* _THE REQUEST_:
Copy every entry word for word, but skip the pictures.

* _DATA RECORDS_:
◆ ◆ ◆ ◆ ◆ ◆ ◆

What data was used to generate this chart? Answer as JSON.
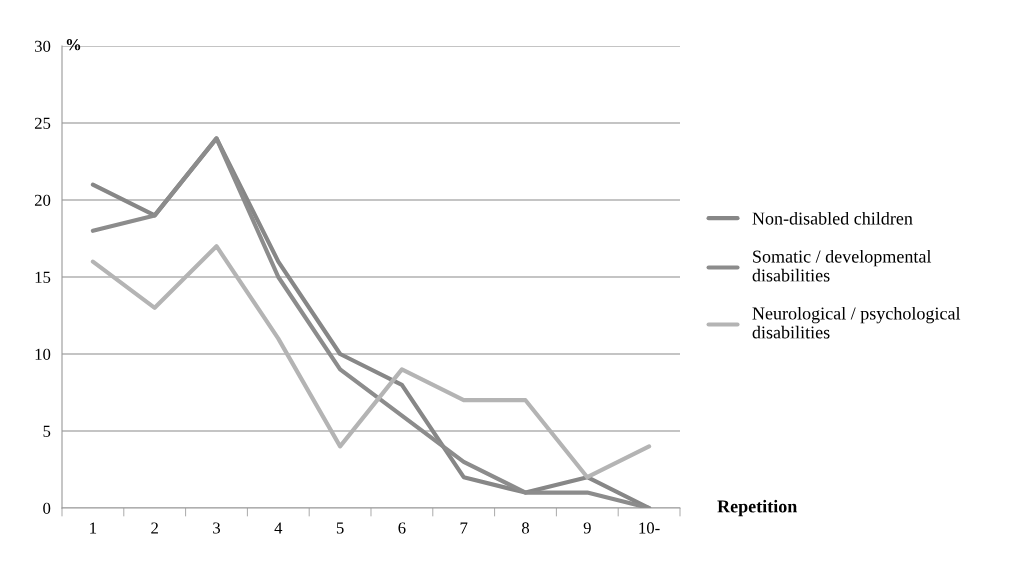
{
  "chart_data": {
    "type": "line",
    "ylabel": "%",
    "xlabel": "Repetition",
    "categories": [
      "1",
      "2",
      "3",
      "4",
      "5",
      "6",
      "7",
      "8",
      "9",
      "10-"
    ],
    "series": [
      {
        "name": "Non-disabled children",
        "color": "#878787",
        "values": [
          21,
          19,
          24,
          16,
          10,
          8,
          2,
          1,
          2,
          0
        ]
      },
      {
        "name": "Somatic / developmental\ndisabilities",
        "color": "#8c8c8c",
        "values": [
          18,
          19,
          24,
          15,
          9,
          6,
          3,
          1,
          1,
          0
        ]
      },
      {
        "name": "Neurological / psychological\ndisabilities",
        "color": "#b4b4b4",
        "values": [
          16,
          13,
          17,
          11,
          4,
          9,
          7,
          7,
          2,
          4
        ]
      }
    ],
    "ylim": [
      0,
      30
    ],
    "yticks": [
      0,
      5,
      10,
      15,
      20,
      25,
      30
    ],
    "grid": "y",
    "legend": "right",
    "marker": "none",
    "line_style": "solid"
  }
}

◆ ◆ ◆ ◆ ◆ ◆ ◆

* _EXERCISE RESPONSE_:
What data was used to generate this chart? Answer as JSON.
{
  "chart_data": {
    "type": "line",
    "ylabel": "%",
    "xlabel": "Repetition",
    "categories": [
      "1",
      "2",
      "3",
      "4",
      "5",
      "6",
      "7",
      "8",
      "9",
      "10-"
    ],
    "series": [
      {
        "name": "Non-disabled children",
        "color": "#878787",
        "values": [
          21,
          19,
          24,
          16,
          10,
          8,
          2,
          1,
          2,
          0
        ]
      },
      {
        "name": "Somatic / developmental\ndisabilities",
        "color": "#8c8c8c",
        "values": [
          18,
          19,
          24,
          15,
          9,
          6,
          3,
          1,
          1,
          0
        ]
      },
      {
        "name": "Neurological / psychological\ndisabilities",
        "color": "#b4b4b4",
        "values": [
          16,
          13,
          17,
          11,
          4,
          9,
          7,
          7,
          2,
          4
        ]
      }
    ],
    "ylim": [
      0,
      30
    ],
    "yticks": [
      0,
      5,
      10,
      15,
      20,
      25,
      30
    ],
    "grid": "y",
    "legend": "right",
    "marker": "none",
    "line_style": "solid"
  }
}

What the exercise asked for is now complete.